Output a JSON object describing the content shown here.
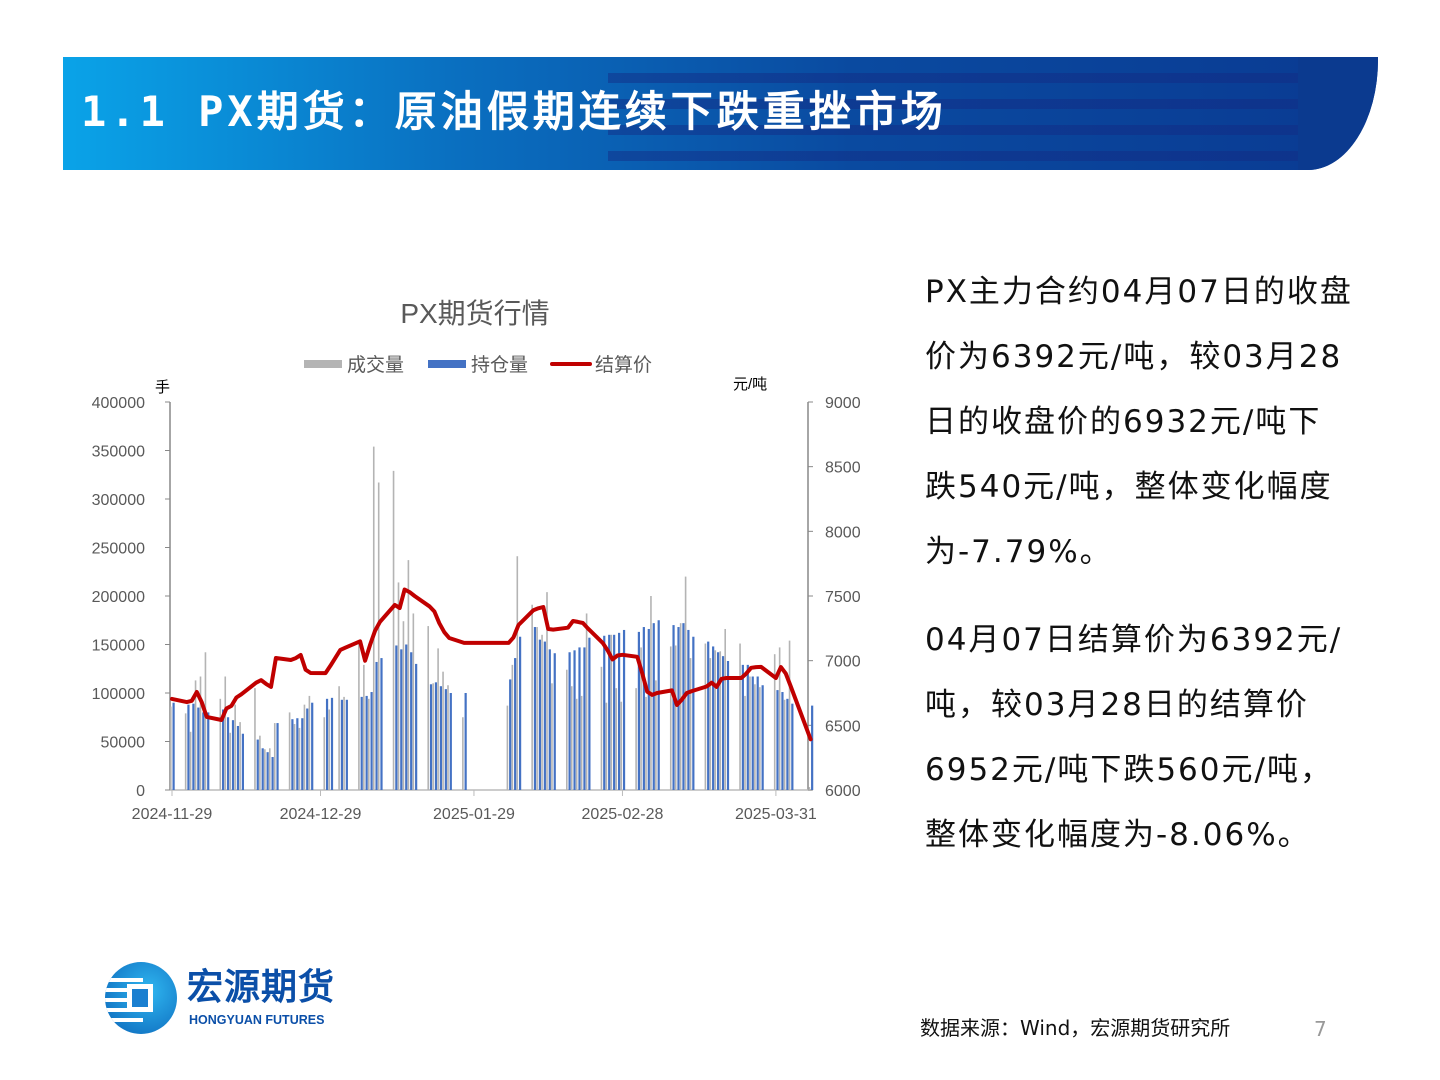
{
  "header": {
    "title": "1.1 PX期货：原油假期连续下跌重挫市场"
  },
  "body": {
    "paragraph1_lines": [
      "PX主力合约04月07日的收盘",
      "价为6392元/吨，较03月28",
      "日的收盘价的6932元/吨下",
      "跌540元/吨，整体变化幅度",
      "为-7.79%。"
    ],
    "paragraph2_lines": [
      "04月07日结算价为6392元/",
      "吨，较03月28日的结算价",
      "6952元/吨下跌560元/吨，",
      "整体变化幅度为-8.06%。"
    ]
  },
  "footer": {
    "logo_cn": "宏源期货",
    "logo_en": "HONGYUAN FUTURES",
    "source": "数据来源：Wind，宏源期货研究所",
    "page_number": "7"
  },
  "chart_data": {
    "type": "bar+line",
    "title": "PX期货行情",
    "left_axis_unit": "手",
    "right_axis_unit": "元/吨",
    "legend_position": "top",
    "legend": [
      "成交量",
      "持仓量",
      "结算价"
    ],
    "colors": {
      "成交量": "#B4B4B4",
      "持仓量": "#4472C4",
      "结算价": "#C00000"
    },
    "ylim_left": [
      0,
      400000
    ],
    "ylim_right": [
      6000,
      9000
    ],
    "yticks_left": [
      "0",
      "50000",
      "100000",
      "150000",
      "200000",
      "250000",
      "300000",
      "350000",
      "400000"
    ],
    "yticks_right": [
      "6000",
      "6500",
      "7000",
      "7500",
      "8000",
      "8500",
      "9000"
    ],
    "xticks": [
      "2024-11-29",
      "2024-12-29",
      "2025-01-29",
      "2025-02-28",
      "2025-03-31"
    ],
    "xlim": [
      "2024-11-29",
      "2025-04-07"
    ],
    "grid": false,
    "dates": [
      "2024-11-29",
      "2024-12-02",
      "2024-12-03",
      "2024-12-04",
      "2024-12-05",
      "2024-12-06",
      "2024-12-09",
      "2024-12-10",
      "2024-12-11",
      "2024-12-12",
      "2024-12-13",
      "2024-12-16",
      "2024-12-17",
      "2024-12-18",
      "2024-12-19",
      "2024-12-20",
      "2024-12-23",
      "2024-12-24",
      "2024-12-25",
      "2024-12-26",
      "2024-12-27",
      "2024-12-30",
      "2024-12-31",
      "2025-01-02",
      "2025-01-03",
      "2025-01-06",
      "2025-01-07",
      "2025-01-08",
      "2025-01-09",
      "2025-01-10",
      "2025-01-13",
      "2025-01-14",
      "2025-01-15",
      "2025-01-16",
      "2025-01-17",
      "2025-01-20",
      "2025-01-21",
      "2025-01-22",
      "2025-01-23",
      "2025-01-24",
      "2025-01-27",
      "2025-02-05",
      "2025-02-06",
      "2025-02-07",
      "2025-02-10",
      "2025-02-11",
      "2025-02-12",
      "2025-02-13",
      "2025-02-14",
      "2025-02-17",
      "2025-02-18",
      "2025-02-19",
      "2025-02-20",
      "2025-02-21",
      "2025-02-24",
      "2025-02-25",
      "2025-02-26",
      "2025-02-27",
      "2025-02-28",
      "2025-03-03",
      "2025-03-04",
      "2025-03-05",
      "2025-03-06",
      "2025-03-07",
      "2025-03-10",
      "2025-03-11",
      "2025-03-12",
      "2025-03-13",
      "2025-03-14",
      "2025-03-17",
      "2025-03-18",
      "2025-03-19",
      "2025-03-20",
      "2025-03-21",
      "2025-03-24",
      "2025-03-25",
      "2025-03-26",
      "2025-03-27",
      "2025-03-28",
      "2025-03-31",
      "2025-04-01",
      "2025-04-02",
      "2025-04-03",
      "2025-04-07"
    ],
    "series": [
      {
        "name": "成交量",
        "type": "bar",
        "axis": "left",
        "values": [
          86000,
          79000,
          60000,
          113000,
          117000,
          142000,
          94000,
          117000,
          59000,
          88000,
          70000,
          105000,
          56000,
          42000,
          43000,
          69000,
          80000,
          68000,
          64000,
          88000,
          97000,
          75000,
          83000,
          107000,
          96000,
          151000,
          129000,
          94000,
          354000,
          317000,
          329000,
          214000,
          174000,
          237000,
          182000,
          169000,
          110000,
          146000,
          122000,
          108000,
          75000,
          87000,
          129000,
          241000,
          191000,
          168000,
          160000,
          204000,
          110000,
          124000,
          107000,
          94000,
          97000,
          182000,
          127000,
          90000,
          160000,
          105000,
          91000,
          105000,
          147000,
          96000,
          200000,
          113000,
          148000,
          149000,
          172000,
          220000,
          136000,
          151000,
          136000,
          144000,
          143000,
          166000,
          151000,
          97000,
          117000,
          109000,
          106000,
          140000,
          147000,
          93000,
          154000,
          3000
        ]
      },
      {
        "name": "持仓量",
        "type": "bar",
        "axis": "left",
        "values": [
          90000,
          88000,
          89000,
          85000,
          80000,
          80000,
          83000,
          75000,
          72000,
          66000,
          58000,
          52000,
          43000,
          39000,
          34000,
          69000,
          73000,
          74000,
          74000,
          84000,
          90000,
          94000,
          95000,
          93000,
          93000,
          96000,
          97000,
          101000,
          132000,
          136000,
          149000,
          145000,
          150000,
          142000,
          130000,
          109000,
          111000,
          107000,
          104000,
          100000,
          100000,
          114000,
          136000,
          158000,
          168000,
          155000,
          153000,
          145000,
          141000,
          142000,
          144000,
          147000,
          147000,
          157000,
          159000,
          160000,
          160000,
          162000,
          165000,
          163000,
          168000,
          166000,
          172000,
          175000,
          170000,
          168000,
          172000,
          165000,
          158000,
          153000,
          148000,
          142000,
          138000,
          133000,
          129000,
          129000,
          117000,
          117000,
          108000,
          103000,
          101000,
          94000,
          89000,
          87000
        ]
      },
      {
        "name": "结算价",
        "type": "line",
        "axis": "right",
        "values": [
          6704,
          6680,
          6690,
          6758,
          6680,
          6565,
          6541,
          6630,
          6650,
          6715,
          6740,
          6830,
          6850,
          6820,
          6797,
          7021,
          7005,
          7020,
          7044,
          6930,
          6905,
          6904,
          6960,
          7083,
          7100,
          7150,
          7000,
          7120,
          7230,
          7300,
          7431,
          7407,
          7550,
          7530,
          7500,
          7420,
          7380,
          7290,
          7220,
          7175,
          7137,
          7137,
          7180,
          7276,
          7390,
          7405,
          7415,
          7245,
          7240,
          7255,
          7307,
          7300,
          7291,
          7250,
          7137,
          7080,
          7010,
          7040,
          7045,
          7030,
          6900,
          6760,
          6735,
          6750,
          6770,
          6657,
          6700,
          6750,
          6765,
          6800,
          6830,
          6797,
          6860,
          6866,
          6866,
          6900,
          6945,
          6950,
          6952,
          6866,
          6950,
          6900,
          6800,
          6392
        ]
      }
    ]
  }
}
※ ※ ※
▶ The exercise:
Leave the pictures out and reproduce each record exactly as written.

▶ Task solution:
Output a JSON object describing the content shown here.
{
  "header": {
    "title": "1.1 PX期货：原油假期连续下跌重挫市场"
  },
  "body": {
    "paragraph1_lines": [
      "PX主力合约04月07日的收盘",
      "价为6392元/吨，较03月28",
      "日的收盘价的6932元/吨下",
      "跌540元/吨，整体变化幅度",
      "为-7.79%。"
    ],
    "paragraph2_lines": [
      "04月07日结算价为6392元/",
      "吨，较03月28日的结算价",
      "6952元/吨下跌560元/吨，",
      "整体变化幅度为-8.06%。"
    ]
  },
  "footer": {
    "logo_cn": "宏源期货",
    "logo_en": "HONGYUAN FUTURES",
    "source": "数据来源：Wind，宏源期货研究所",
    "page_number": "7"
  },
  "chart_data": {
    "type": "bar+line",
    "title": "PX期货行情",
    "left_axis_unit": "手",
    "right_axis_unit": "元/吨",
    "legend_position": "top",
    "legend": [
      "成交量",
      "持仓量",
      "结算价"
    ],
    "colors": {
      "成交量": "#B4B4B4",
      "持仓量": "#4472C4",
      "结算价": "#C00000"
    },
    "ylim_left": [
      0,
      400000
    ],
    "ylim_right": [
      6000,
      9000
    ],
    "yticks_left": [
      "0",
      "50000",
      "100000",
      "150000",
      "200000",
      "250000",
      "300000",
      "350000",
      "400000"
    ],
    "yticks_right": [
      "6000",
      "6500",
      "7000",
      "7500",
      "8000",
      "8500",
      "9000"
    ],
    "xticks": [
      "2024-11-29",
      "2024-12-29",
      "2025-01-29",
      "2025-02-28",
      "2025-03-31"
    ],
    "xlim": [
      "2024-11-29",
      "2025-04-07"
    ],
    "grid": false,
    "dates": [
      "2024-11-29",
      "2024-12-02",
      "2024-12-03",
      "2024-12-04",
      "2024-12-05",
      "2024-12-06",
      "2024-12-09",
      "2024-12-10",
      "2024-12-11",
      "2024-12-12",
      "2024-12-13",
      "2024-12-16",
      "2024-12-17",
      "2024-12-18",
      "2024-12-19",
      "2024-12-20",
      "2024-12-23",
      "2024-12-24",
      "2024-12-25",
      "2024-12-26",
      "2024-12-27",
      "2024-12-30",
      "2024-12-31",
      "2025-01-02",
      "2025-01-03",
      "2025-01-06",
      "2025-01-07",
      "2025-01-08",
      "2025-01-09",
      "2025-01-10",
      "2025-01-13",
      "2025-01-14",
      "2025-01-15",
      "2025-01-16",
      "2025-01-17",
      "2025-01-20",
      "2025-01-21",
      "2025-01-22",
      "2025-01-23",
      "2025-01-24",
      "2025-01-27",
      "2025-02-05",
      "2025-02-06",
      "2025-02-07",
      "2025-02-10",
      "2025-02-11",
      "2025-02-12",
      "2025-02-13",
      "2025-02-14",
      "2025-02-17",
      "2025-02-18",
      "2025-02-19",
      "2025-02-20",
      "2025-02-21",
      "2025-02-24",
      "2025-02-25",
      "2025-02-26",
      "2025-02-27",
      "2025-02-28",
      "2025-03-03",
      "2025-03-04",
      "2025-03-05",
      "2025-03-06",
      "2025-03-07",
      "2025-03-10",
      "2025-03-11",
      "2025-03-12",
      "2025-03-13",
      "2025-03-14",
      "2025-03-17",
      "2025-03-18",
      "2025-03-19",
      "2025-03-20",
      "2025-03-21",
      "2025-03-24",
      "2025-03-25",
      "2025-03-26",
      "2025-03-27",
      "2025-03-28",
      "2025-03-31",
      "2025-04-01",
      "2025-04-02",
      "2025-04-03",
      "2025-04-07"
    ],
    "series": [
      {
        "name": "成交量",
        "type": "bar",
        "axis": "left",
        "values": [
          86000,
          79000,
          60000,
          113000,
          117000,
          142000,
          94000,
          117000,
          59000,
          88000,
          70000,
          105000,
          56000,
          42000,
          43000,
          69000,
          80000,
          68000,
          64000,
          88000,
          97000,
          75000,
          83000,
          107000,
          96000,
          151000,
          129000,
          94000,
          354000,
          317000,
          329000,
          214000,
          174000,
          237000,
          182000,
          169000,
          110000,
          146000,
          122000,
          108000,
          75000,
          87000,
          129000,
          241000,
          191000,
          168000,
          160000,
          204000,
          110000,
          124000,
          107000,
          94000,
          97000,
          182000,
          127000,
          90000,
          160000,
          105000,
          91000,
          105000,
          147000,
          96000,
          200000,
          113000,
          148000,
          149000,
          172000,
          220000,
          136000,
          151000,
          136000,
          144000,
          143000,
          166000,
          151000,
          97000,
          117000,
          109000,
          106000,
          140000,
          147000,
          93000,
          154000,
          3000
        ]
      },
      {
        "name": "持仓量",
        "type": "bar",
        "axis": "left",
        "values": [
          90000,
          88000,
          89000,
          85000,
          80000,
          80000,
          83000,
          75000,
          72000,
          66000,
          58000,
          52000,
          43000,
          39000,
          34000,
          69000,
          73000,
          74000,
          74000,
          84000,
          90000,
          94000,
          95000,
          93000,
          93000,
          96000,
          97000,
          101000,
          132000,
          136000,
          149000,
          145000,
          150000,
          142000,
          130000,
          109000,
          111000,
          107000,
          104000,
          100000,
          100000,
          114000,
          136000,
          158000,
          168000,
          155000,
          153000,
          145000,
          141000,
          142000,
          144000,
          147000,
          147000,
          157000,
          159000,
          160000,
          160000,
          162000,
          165000,
          163000,
          168000,
          166000,
          172000,
          175000,
          170000,
          168000,
          172000,
          165000,
          158000,
          153000,
          148000,
          142000,
          138000,
          133000,
          129000,
          129000,
          117000,
          117000,
          108000,
          103000,
          101000,
          94000,
          89000,
          87000
        ]
      },
      {
        "name": "结算价",
        "type": "line",
        "axis": "right",
        "values": [
          6704,
          6680,
          6690,
          6758,
          6680,
          6565,
          6541,
          6630,
          6650,
          6715,
          6740,
          6830,
          6850,
          6820,
          6797,
          7021,
          7005,
          7020,
          7044,
          6930,
          6905,
          6904,
          6960,
          7083,
          7100,
          7150,
          7000,
          7120,
          7230,
          7300,
          7431,
          7407,
          7550,
          7530,
          7500,
          7420,
          7380,
          7290,
          7220,
          7175,
          7137,
          7137,
          7180,
          7276,
          7390,
          7405,
          7415,
          7245,
          7240,
          7255,
          7307,
          7300,
          7291,
          7250,
          7137,
          7080,
          7010,
          7040,
          7045,
          7030,
          6900,
          6760,
          6735,
          6750,
          6770,
          6657,
          6700,
          6750,
          6765,
          6800,
          6830,
          6797,
          6860,
          6866,
          6866,
          6900,
          6945,
          6950,
          6952,
          6866,
          6950,
          6900,
          6800,
          6392
        ]
      }
    ]
  }
}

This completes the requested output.